Records for the exercise
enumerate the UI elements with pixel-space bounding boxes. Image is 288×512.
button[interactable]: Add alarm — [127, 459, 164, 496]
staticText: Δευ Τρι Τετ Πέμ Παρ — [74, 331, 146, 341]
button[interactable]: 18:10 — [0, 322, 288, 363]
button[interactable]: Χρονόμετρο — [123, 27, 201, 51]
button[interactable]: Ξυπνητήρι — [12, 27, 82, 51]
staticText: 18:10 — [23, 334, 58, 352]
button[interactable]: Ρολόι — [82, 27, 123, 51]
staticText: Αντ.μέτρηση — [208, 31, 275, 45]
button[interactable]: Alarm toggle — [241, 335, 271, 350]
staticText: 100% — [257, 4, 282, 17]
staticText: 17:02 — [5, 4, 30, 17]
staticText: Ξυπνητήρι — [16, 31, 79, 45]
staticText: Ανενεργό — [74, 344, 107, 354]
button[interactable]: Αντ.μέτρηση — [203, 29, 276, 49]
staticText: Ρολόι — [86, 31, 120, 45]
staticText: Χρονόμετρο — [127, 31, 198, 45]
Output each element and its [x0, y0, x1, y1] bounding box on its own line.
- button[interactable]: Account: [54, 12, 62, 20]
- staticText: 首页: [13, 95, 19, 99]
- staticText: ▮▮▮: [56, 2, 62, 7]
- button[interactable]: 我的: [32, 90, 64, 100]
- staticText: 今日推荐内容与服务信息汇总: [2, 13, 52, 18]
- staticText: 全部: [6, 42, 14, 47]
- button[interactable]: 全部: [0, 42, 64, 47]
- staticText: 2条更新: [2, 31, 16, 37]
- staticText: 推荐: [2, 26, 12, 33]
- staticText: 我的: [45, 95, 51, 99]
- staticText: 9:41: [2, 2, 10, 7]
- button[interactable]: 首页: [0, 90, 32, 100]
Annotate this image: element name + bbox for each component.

--

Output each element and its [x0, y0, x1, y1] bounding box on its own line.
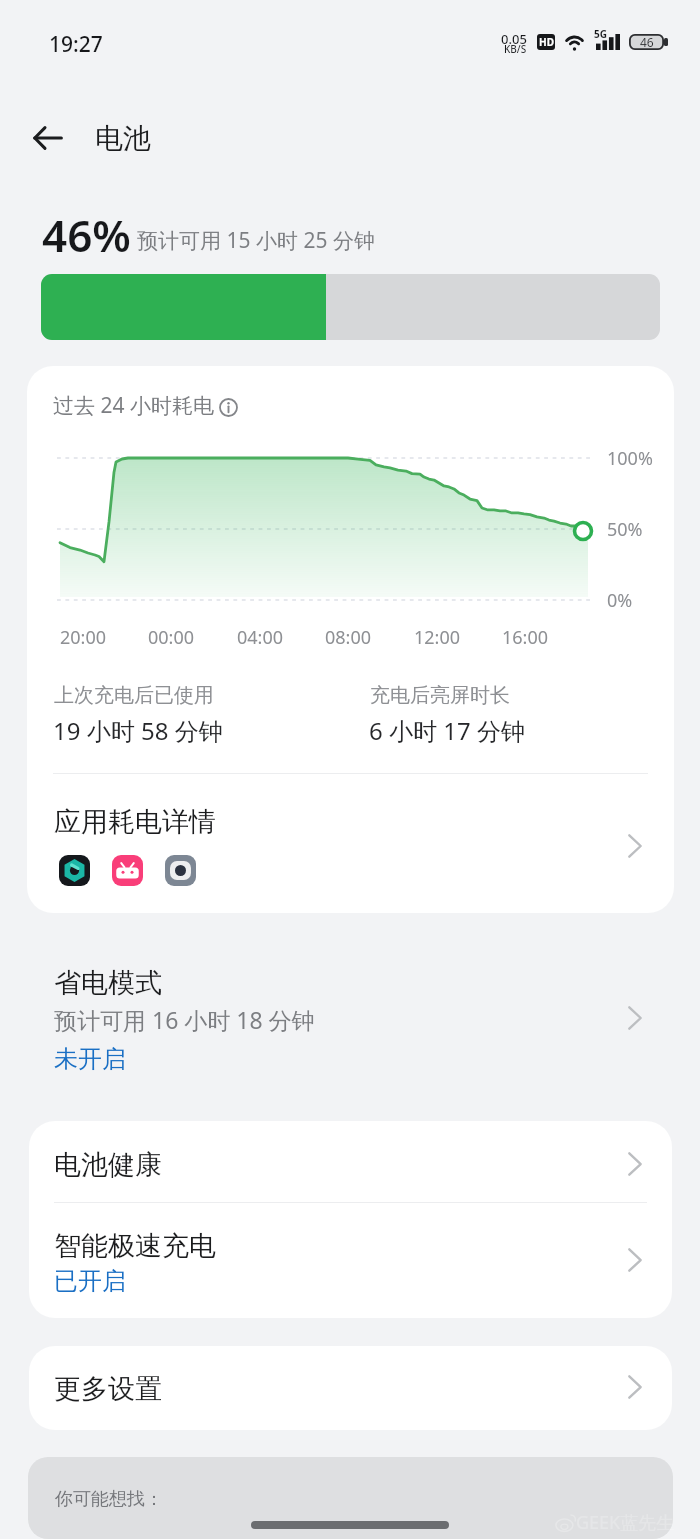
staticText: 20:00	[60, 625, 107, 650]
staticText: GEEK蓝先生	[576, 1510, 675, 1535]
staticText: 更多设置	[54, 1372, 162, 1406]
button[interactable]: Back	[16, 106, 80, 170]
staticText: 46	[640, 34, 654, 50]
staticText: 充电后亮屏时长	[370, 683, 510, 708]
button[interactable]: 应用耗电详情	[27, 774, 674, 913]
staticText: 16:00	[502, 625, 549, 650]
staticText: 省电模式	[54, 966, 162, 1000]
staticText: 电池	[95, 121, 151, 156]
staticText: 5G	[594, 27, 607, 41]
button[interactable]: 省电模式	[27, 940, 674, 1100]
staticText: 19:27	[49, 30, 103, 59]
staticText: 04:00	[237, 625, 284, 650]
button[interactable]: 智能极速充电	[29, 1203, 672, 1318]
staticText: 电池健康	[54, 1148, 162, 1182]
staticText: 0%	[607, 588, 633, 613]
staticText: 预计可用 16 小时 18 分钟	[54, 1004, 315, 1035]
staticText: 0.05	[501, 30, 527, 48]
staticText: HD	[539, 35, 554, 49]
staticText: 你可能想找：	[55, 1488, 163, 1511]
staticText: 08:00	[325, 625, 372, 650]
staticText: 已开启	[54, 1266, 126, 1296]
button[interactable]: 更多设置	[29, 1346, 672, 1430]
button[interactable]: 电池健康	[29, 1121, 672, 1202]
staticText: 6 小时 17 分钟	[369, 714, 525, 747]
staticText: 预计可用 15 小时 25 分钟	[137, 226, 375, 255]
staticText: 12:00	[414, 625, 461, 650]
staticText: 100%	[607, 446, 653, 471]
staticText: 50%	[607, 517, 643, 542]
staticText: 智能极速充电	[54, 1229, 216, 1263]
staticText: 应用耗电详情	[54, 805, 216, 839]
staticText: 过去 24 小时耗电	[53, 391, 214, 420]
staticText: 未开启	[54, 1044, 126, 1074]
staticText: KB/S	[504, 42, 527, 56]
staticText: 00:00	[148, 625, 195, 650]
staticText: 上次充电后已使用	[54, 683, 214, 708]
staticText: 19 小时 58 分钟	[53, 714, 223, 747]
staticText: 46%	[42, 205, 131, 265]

Aim
Reproduce the material verbatim, from the line containing "enumerate the UI" to the line containing "Annotate this image: element", including both of those lines.

Response to the task
enumerate the UI elements with pixel-space bounding boxes. Image is 288×512.
button[interactable]: Add alarm — [127, 459, 164, 496]
staticText: Δευ Τρι Τετ Πέμ Παρ — [74, 331, 146, 341]
button[interactable]: 18:10 — [0, 322, 288, 363]
button[interactable]: Χρονόμετρο — [123, 27, 201, 51]
button[interactable]: Ξυπνητήρι — [12, 27, 82, 51]
staticText: 18:10 — [23, 334, 58, 352]
button[interactable]: Ρολόι — [82, 27, 123, 51]
staticText: Αντ.μέτρηση — [208, 31, 275, 45]
button[interactable]: Alarm toggle — [241, 335, 271, 350]
staticText: 100% — [257, 4, 282, 17]
staticText: 17:02 — [5, 4, 30, 17]
staticText: Ξυπνητήρι — [16, 31, 79, 45]
staticText: Ανενεργό — [74, 344, 107, 354]
button[interactable]: Αντ.μέτρηση — [203, 29, 276, 49]
staticText: Ρολόι — [86, 31, 120, 45]
staticText: Χρονόμετρο — [127, 31, 198, 45]
Output each element and its [x0, y0, x1, y1] bounding box on its own line.
- button[interactable]: Account: [54, 12, 62, 20]
- staticText: 首页: [13, 95, 19, 99]
- staticText: ▮▮▮: [56, 2, 62, 7]
- button[interactable]: 我的: [32, 90, 64, 100]
- staticText: 今日推荐内容与服务信息汇总: [2, 13, 52, 18]
- staticText: 全部: [6, 42, 14, 47]
- button[interactable]: 全部: [0, 42, 64, 47]
- staticText: 2条更新: [2, 31, 16, 37]
- staticText: 推荐: [2, 26, 12, 33]
- staticText: 我的: [45, 95, 51, 99]
- staticText: 9:41: [2, 2, 10, 7]
- button[interactable]: 首页: [0, 90, 32, 100]
Annotate this image: element name + bbox for each component.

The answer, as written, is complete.